▶ _SHORT PROBLEM_
Write out the listing exactly as it is given.

▶ _WORKING DATA_

* begin *

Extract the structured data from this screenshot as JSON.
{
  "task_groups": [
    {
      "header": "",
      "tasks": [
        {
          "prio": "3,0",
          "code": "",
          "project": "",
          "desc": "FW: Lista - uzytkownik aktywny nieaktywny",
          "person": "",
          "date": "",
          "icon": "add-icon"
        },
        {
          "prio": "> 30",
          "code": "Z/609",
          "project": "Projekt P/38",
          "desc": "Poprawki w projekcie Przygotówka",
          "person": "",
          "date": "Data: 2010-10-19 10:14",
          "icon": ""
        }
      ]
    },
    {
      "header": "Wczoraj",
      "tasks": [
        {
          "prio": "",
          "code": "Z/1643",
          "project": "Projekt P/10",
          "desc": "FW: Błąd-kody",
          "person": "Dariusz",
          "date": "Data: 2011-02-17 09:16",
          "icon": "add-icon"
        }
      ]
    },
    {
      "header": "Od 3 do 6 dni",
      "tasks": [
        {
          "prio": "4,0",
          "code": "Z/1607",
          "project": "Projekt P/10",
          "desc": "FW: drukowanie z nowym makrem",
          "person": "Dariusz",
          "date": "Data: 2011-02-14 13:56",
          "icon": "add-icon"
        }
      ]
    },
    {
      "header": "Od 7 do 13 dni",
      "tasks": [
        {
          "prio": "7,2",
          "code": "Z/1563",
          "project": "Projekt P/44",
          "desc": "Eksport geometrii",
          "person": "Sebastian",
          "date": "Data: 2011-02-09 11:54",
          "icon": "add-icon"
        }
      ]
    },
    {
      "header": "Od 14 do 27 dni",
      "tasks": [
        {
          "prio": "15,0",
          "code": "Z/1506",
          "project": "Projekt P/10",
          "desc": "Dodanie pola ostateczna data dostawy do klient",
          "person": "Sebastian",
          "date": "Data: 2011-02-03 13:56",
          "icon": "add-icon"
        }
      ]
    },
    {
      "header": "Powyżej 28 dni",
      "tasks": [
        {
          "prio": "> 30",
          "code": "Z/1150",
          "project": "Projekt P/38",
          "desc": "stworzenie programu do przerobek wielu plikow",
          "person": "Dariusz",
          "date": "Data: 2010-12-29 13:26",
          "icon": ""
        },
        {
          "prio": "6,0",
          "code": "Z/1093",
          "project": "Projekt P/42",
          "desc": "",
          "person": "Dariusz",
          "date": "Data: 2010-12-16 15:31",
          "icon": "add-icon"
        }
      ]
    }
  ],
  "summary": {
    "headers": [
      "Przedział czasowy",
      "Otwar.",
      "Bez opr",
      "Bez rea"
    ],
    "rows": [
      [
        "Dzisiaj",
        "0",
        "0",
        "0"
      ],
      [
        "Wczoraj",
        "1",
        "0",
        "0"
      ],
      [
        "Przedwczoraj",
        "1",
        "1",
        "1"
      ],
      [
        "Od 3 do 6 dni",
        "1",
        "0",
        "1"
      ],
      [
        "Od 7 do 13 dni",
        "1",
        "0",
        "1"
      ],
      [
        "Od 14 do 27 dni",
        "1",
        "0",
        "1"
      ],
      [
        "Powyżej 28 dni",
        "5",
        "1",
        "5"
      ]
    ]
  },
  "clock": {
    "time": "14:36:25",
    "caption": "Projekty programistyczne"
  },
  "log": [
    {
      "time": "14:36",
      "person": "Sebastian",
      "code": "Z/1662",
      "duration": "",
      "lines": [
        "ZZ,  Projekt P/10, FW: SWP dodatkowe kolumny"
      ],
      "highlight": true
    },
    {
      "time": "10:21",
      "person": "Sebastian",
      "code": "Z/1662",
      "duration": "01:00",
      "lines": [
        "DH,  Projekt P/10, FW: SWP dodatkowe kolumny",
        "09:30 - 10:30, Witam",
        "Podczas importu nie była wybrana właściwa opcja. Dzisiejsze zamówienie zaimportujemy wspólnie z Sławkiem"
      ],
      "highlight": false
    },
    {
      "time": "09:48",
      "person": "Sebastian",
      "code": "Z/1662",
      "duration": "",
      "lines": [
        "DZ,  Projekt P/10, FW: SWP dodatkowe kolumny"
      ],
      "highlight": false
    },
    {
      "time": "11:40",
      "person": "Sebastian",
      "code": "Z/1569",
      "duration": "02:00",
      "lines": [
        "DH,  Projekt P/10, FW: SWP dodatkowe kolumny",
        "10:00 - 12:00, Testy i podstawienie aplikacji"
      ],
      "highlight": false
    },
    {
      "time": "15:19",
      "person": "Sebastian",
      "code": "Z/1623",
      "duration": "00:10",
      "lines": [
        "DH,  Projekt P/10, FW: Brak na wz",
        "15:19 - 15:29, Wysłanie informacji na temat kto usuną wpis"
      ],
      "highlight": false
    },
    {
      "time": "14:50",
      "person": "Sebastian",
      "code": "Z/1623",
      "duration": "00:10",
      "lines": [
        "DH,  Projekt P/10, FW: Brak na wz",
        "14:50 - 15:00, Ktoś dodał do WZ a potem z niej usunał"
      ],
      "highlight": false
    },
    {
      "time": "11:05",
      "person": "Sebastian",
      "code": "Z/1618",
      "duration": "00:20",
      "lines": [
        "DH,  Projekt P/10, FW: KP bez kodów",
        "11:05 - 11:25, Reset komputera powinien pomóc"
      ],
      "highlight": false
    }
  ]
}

* end *

▶ _ANSWER TO THIS EXERCISE_
Extract the structured data from this screenshot as JSON.
{
  "task_groups": [
    {
      "header": "",
      "tasks": [
        {
          "prio": "3,0",
          "code": "",
          "project": "",
          "desc": "FW: Lista - uzytkownik aktywny nieaktywny",
          "person": "",
          "date": "",
          "icon": "add-icon"
        },
        {
          "prio": "> 30",
          "code": "Z/609",
          "project": "Projekt P/38",
          "desc": "Poprawki w projekcie Przygotówka",
          "person": "",
          "date": "Data: 2010-10-19 10:14",
          "icon": ""
        }
      ]
    },
    {
      "header": "Wczoraj",
      "tasks": [
        {
          "prio": "",
          "code": "Z/1643",
          "project": "Projekt P/10",
          "desc": "FW: Błąd-kody",
          "person": "Dariusz",
          "date": "Data: 2011-02-17 09:16",
          "icon": "add-icon"
        }
      ]
    },
    {
      "header": "Od 3 do 6 dni",
      "tasks": [
        {
          "prio": "4,0",
          "code": "Z/1607",
          "project": "Projekt P/10",
          "desc": "FW: drukowanie z nowym makrem",
          "person": "Dariusz",
          "date": "Data: 2011-02-14 13:56",
          "icon": "add-icon"
        }
      ]
    },
    {
      "header": "Od 7 do 13 dni",
      "tasks": [
        {
          "prio": "7,2",
          "code": "Z/1563",
          "project": "Projekt P/44",
          "desc": "Eksport geometrii",
          "person": "Sebastian",
          "date": "Data: 2011-02-09 11:54",
          "icon": "add-icon"
        }
      ]
    },
    {
      "header": "Od 14 do 27 dni",
      "tasks": [
        {
          "prio": "15,0",
          "code": "Z/1506",
          "project": "Projekt P/10",
          "desc": "Dodanie pola ostateczna data dostawy do klient",
          "person": "Sebastian",
          "date": "Data: 2011-02-03 13:56",
          "icon": "add-icon"
        }
      ]
    },
    {
      "header": "Powyżej 28 dni",
      "tasks": [
        {
          "prio": "> 30",
          "code": "Z/1150",
          "project": "Projekt P/38",
          "desc": "stworzenie programu do przerobek wielu plikow",
          "person": "Dariusz",
          "date": "Data: 2010-12-29 13:26",
          "icon": ""
        },
        {
          "prio": "6,0",
          "code": "Z/1093",
          "project": "Projekt P/42",
          "desc": "",
          "person": "Dariusz",
          "date": "Data: 2010-12-16 15:31",
          "icon": "add-icon"
        }
      ]
    }
  ],
  "summary": {
    "headers": [
      "Przedział czasowy",
      "Otwar.",
      "Bez opr",
      "Bez rea"
    ],
    "rows": [
      [
        "Dzisiaj",
        "0",
        "0",
        "0"
      ],
      [
        "Wczoraj",
        "1",
        "0",
        "0"
      ],
      [
        "Przedwczoraj",
        "1",
        "1",
        "1"
      ],
      [
        "Od 3 do 6 dni",
        "1",
        "0",
        "1"
      ],
      [
        "Od 7 do 13 dni",
        "1",
        "0",
        "1"
      ],
      [
        "Od 14 do 27 dni",
        "1",
        "0",
        "1"
      ],
      [
        "Powyżej 28 dni",
        "5",
        "1",
        "5"
      ]
    ]
  },
  "clock": {
    "time": "14:36:25",
    "caption": "Projekty programistyczne"
  },
  "log": [
    {
      "time": "14:36",
      "person": "Sebastian",
      "code": "Z/1662",
      "duration": "",
      "lines": [
        "ZZ,  Projekt P/10, FW: SWP dodatkowe kolumny"
      ],
      "highlight": true
    },
    {
      "time": "10:21",
      "person": "Sebastian",
      "code": "Z/1662",
      "duration": "01:00",
      "lines": [
        "DH,  Projekt P/10, FW: SWP dodatkowe kolumny",
        "09:30 - 10:30, Witam",
        "Podczas importu nie była wybrana właściwa opcja. Dzisiejsze zamówienie zaimportujemy wspólnie z Sławkiem"
      ],
      "highlight": false
    },
    {
      "time": "09:48",
      "person": "Sebastian",
      "code": "Z/1662",
      "duration": "",
      "lines": [
        "DZ,  Projekt P/10, FW: SWP dodatkowe kolumny"
      ],
      "highlight": false
    },
    {
      "time": "11:40",
      "person": "Sebastian",
      "code": "Z/1569",
      "duration": "02:00",
      "lines": [
        "DH,  Projekt P/10, FW: SWP dodatkowe kolumny",
        "10:00 - 12:00, Testy i podstawienie aplikacji"
      ],
      "highlight": false
    },
    {
      "time": "15:19",
      "person": "Sebastian",
      "code": "Z/1623",
      "duration": "00:10",
      "lines": [
        "DH,  Projekt P/10, FW: Brak na wz",
        "15:19 - 15:29, Wysłanie informacji na temat kto usuną wpis"
      ],
      "highlight": false
    },
    {
      "time": "14:50",
      "person": "Sebastian",
      "code": "Z/1623",
      "duration": "00:10",
      "lines": [
        "DH,  Projekt P/10, FW: Brak na wz",
        "14:50 - 15:00, Ktoś dodał do WZ a potem z niej usunał"
      ],
      "highlight": false
    },
    {
      "time": "11:05",
      "person": "Sebastian",
      "code": "Z/1618",
      "duration": "00:20",
      "lines": [
        "DH,  Projekt P/10, FW: KP bez kodów",
        "11:05 - 11:25, Reset komputera powinien pomóc"
      ],
      "highlight": false
    }
  ]
}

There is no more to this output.